:: Material for this task ::

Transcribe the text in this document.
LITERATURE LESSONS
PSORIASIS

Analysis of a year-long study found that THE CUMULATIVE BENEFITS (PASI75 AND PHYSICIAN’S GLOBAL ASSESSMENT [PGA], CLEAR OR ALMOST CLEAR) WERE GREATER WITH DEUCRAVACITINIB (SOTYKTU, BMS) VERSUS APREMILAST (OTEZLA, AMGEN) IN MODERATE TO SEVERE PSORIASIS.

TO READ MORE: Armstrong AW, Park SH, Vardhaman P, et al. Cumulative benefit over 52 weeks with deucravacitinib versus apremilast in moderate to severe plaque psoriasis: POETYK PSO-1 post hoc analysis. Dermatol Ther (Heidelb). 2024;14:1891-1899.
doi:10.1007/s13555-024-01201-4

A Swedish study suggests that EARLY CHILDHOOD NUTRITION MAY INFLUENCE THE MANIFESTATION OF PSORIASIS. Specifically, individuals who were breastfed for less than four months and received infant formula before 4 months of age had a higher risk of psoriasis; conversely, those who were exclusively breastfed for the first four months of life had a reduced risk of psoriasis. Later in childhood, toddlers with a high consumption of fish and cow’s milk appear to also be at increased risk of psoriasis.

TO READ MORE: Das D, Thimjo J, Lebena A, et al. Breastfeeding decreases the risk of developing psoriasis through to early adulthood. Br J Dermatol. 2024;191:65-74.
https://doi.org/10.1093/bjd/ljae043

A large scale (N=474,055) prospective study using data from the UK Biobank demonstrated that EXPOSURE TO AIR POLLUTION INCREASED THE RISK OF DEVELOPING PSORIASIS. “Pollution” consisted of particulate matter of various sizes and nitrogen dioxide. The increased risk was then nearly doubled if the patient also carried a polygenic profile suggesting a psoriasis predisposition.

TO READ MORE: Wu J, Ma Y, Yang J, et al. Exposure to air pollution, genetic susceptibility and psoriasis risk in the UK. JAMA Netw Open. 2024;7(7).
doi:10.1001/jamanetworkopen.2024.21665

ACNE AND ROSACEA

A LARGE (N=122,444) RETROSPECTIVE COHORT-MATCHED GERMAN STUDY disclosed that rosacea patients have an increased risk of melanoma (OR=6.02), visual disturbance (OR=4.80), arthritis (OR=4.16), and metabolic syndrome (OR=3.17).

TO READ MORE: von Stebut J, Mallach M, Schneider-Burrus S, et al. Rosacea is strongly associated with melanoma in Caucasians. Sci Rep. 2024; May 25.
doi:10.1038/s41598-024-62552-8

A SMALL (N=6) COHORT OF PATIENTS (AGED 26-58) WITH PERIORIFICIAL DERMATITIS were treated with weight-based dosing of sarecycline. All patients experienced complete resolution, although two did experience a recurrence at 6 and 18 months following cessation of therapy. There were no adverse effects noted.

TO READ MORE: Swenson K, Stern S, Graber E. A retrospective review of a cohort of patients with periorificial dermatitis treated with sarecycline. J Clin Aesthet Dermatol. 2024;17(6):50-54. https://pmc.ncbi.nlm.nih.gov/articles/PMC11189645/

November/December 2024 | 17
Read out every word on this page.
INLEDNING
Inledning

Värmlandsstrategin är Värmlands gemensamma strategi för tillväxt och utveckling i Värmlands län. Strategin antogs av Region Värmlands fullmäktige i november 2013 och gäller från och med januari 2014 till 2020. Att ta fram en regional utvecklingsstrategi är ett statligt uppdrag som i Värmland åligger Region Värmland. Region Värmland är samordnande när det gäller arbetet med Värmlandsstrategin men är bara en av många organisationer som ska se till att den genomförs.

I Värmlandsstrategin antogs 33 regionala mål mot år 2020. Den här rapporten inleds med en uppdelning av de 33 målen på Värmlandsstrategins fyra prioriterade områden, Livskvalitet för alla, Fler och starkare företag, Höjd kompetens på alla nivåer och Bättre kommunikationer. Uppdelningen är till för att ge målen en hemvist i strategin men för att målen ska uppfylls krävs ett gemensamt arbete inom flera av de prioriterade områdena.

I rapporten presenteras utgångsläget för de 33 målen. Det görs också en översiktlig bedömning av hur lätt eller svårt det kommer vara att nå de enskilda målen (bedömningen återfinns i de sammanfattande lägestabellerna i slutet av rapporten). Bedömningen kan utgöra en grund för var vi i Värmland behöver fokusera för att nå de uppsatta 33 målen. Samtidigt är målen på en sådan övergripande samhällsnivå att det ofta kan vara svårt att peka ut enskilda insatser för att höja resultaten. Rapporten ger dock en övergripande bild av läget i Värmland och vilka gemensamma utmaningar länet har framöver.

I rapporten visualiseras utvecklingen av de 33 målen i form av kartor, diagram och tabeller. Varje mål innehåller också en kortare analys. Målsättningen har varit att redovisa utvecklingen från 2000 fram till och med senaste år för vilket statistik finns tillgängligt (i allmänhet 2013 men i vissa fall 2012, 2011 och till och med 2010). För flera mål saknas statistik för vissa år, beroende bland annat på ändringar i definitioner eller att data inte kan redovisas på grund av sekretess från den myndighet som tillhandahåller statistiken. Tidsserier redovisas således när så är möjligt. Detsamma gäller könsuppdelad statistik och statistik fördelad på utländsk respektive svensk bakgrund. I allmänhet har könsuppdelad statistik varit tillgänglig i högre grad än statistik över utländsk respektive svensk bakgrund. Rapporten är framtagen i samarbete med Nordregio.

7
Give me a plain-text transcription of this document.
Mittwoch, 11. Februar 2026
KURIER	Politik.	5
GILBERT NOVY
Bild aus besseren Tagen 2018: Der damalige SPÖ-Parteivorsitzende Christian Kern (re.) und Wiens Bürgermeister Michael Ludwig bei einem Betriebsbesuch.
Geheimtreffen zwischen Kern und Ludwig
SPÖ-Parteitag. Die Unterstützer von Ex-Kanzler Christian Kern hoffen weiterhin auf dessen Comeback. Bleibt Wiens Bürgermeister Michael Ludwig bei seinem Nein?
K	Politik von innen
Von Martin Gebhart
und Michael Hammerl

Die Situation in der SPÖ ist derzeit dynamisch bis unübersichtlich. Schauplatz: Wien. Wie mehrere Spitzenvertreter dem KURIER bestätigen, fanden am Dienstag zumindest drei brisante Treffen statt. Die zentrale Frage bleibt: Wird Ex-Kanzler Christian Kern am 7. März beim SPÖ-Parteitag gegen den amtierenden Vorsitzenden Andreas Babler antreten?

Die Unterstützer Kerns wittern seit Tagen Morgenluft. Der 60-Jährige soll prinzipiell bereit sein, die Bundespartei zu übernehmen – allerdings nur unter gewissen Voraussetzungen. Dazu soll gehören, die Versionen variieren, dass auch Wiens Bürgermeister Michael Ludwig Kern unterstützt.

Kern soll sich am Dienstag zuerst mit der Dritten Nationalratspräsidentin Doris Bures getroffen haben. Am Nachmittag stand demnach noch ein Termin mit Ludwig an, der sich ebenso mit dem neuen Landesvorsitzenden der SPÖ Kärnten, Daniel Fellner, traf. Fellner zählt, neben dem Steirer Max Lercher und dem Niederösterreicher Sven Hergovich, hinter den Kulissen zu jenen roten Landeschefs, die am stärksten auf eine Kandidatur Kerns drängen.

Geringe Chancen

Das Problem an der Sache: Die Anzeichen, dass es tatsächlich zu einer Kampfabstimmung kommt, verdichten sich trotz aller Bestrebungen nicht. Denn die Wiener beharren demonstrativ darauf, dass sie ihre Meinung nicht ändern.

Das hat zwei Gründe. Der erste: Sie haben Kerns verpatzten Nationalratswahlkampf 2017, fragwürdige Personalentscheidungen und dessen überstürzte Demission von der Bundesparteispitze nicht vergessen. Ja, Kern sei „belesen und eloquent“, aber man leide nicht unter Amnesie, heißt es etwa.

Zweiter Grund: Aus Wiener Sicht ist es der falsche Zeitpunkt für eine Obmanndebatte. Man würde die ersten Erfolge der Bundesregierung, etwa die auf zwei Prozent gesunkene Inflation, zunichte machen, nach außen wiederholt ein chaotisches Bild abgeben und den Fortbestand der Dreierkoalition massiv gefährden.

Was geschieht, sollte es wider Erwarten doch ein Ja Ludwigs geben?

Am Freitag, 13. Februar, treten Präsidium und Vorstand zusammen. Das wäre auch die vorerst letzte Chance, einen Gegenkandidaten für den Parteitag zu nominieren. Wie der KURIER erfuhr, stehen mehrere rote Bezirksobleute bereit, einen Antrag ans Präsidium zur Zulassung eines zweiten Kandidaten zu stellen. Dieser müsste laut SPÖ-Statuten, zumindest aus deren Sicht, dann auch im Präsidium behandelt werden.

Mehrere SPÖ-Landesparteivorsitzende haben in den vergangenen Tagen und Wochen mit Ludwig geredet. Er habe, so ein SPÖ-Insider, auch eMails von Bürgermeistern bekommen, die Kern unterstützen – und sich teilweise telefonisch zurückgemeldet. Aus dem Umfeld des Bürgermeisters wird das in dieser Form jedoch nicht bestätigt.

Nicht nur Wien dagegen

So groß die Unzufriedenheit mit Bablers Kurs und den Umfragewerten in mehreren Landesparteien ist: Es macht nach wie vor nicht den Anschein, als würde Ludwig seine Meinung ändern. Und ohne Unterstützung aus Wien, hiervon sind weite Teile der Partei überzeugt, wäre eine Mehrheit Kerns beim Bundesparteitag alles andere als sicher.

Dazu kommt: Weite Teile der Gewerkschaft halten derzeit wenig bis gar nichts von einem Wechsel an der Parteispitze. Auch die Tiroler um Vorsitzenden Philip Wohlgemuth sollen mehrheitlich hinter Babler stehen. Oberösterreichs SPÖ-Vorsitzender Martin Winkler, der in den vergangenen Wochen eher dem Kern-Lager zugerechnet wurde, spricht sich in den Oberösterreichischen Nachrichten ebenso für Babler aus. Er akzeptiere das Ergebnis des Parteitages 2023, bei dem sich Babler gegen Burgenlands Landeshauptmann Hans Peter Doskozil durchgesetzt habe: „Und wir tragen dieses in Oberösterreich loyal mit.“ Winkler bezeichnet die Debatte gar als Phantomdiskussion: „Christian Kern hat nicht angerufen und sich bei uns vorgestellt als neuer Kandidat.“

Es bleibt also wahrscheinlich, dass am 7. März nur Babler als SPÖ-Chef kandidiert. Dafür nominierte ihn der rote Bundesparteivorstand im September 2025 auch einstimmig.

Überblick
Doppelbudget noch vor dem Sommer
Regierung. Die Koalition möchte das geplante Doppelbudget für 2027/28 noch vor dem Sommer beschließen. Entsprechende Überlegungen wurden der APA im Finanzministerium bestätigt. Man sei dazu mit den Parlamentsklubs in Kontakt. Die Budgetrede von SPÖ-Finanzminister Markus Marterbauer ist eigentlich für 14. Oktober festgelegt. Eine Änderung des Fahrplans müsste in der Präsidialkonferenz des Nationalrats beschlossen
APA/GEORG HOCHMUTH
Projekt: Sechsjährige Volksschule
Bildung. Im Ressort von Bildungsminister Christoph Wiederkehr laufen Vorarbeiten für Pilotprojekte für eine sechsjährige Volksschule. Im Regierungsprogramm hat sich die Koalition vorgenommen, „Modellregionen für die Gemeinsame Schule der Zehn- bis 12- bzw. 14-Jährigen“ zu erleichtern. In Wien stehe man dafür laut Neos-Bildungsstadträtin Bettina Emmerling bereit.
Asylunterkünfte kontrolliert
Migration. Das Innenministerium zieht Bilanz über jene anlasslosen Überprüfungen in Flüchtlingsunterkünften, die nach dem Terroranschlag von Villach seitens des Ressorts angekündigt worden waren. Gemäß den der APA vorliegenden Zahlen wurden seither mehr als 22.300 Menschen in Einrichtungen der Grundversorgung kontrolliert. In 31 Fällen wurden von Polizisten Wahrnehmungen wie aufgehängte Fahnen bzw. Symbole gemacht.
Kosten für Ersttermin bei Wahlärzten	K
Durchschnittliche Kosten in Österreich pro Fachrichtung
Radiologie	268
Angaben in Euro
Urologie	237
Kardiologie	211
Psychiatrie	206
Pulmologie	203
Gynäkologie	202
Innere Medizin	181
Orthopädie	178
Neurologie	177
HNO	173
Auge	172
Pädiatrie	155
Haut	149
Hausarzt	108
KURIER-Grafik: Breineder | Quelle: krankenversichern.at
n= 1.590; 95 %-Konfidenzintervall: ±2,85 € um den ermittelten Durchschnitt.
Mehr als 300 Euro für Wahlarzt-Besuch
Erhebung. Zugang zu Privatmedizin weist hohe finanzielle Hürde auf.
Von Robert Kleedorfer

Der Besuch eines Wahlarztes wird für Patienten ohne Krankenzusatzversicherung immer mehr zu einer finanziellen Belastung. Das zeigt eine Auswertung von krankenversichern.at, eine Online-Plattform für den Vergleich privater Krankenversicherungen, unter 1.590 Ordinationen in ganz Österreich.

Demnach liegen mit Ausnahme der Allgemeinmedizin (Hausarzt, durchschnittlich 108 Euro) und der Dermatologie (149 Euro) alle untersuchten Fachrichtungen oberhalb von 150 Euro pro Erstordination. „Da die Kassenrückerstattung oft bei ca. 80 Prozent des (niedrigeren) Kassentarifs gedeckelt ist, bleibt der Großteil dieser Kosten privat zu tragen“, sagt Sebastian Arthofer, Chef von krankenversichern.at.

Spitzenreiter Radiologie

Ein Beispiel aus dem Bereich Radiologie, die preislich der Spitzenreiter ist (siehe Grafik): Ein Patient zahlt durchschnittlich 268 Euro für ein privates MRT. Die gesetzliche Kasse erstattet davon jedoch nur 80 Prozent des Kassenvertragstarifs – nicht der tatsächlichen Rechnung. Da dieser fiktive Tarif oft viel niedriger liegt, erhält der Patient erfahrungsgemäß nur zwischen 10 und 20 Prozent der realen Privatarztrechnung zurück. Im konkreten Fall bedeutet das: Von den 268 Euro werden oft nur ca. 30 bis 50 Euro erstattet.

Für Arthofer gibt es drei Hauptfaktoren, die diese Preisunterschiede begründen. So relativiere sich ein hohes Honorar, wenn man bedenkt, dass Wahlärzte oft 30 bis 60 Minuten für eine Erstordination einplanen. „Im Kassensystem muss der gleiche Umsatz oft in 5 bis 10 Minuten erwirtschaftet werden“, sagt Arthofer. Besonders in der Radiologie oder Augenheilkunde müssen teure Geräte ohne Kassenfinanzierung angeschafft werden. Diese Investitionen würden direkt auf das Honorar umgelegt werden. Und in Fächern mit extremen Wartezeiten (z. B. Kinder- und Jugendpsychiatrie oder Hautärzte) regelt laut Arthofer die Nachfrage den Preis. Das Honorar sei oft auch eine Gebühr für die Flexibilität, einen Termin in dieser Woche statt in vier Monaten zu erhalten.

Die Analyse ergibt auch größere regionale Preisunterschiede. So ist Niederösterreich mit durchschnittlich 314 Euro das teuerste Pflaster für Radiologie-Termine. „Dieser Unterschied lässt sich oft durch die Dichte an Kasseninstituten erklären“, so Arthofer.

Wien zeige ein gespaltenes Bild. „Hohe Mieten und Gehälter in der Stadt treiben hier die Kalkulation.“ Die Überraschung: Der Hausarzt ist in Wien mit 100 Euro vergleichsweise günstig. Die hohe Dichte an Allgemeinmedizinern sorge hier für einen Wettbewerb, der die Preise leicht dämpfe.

:::

Every line that holds the word "text" should be copied from the listing.

Transcribe the text in this document.
Give me a plain-text transcription of this document.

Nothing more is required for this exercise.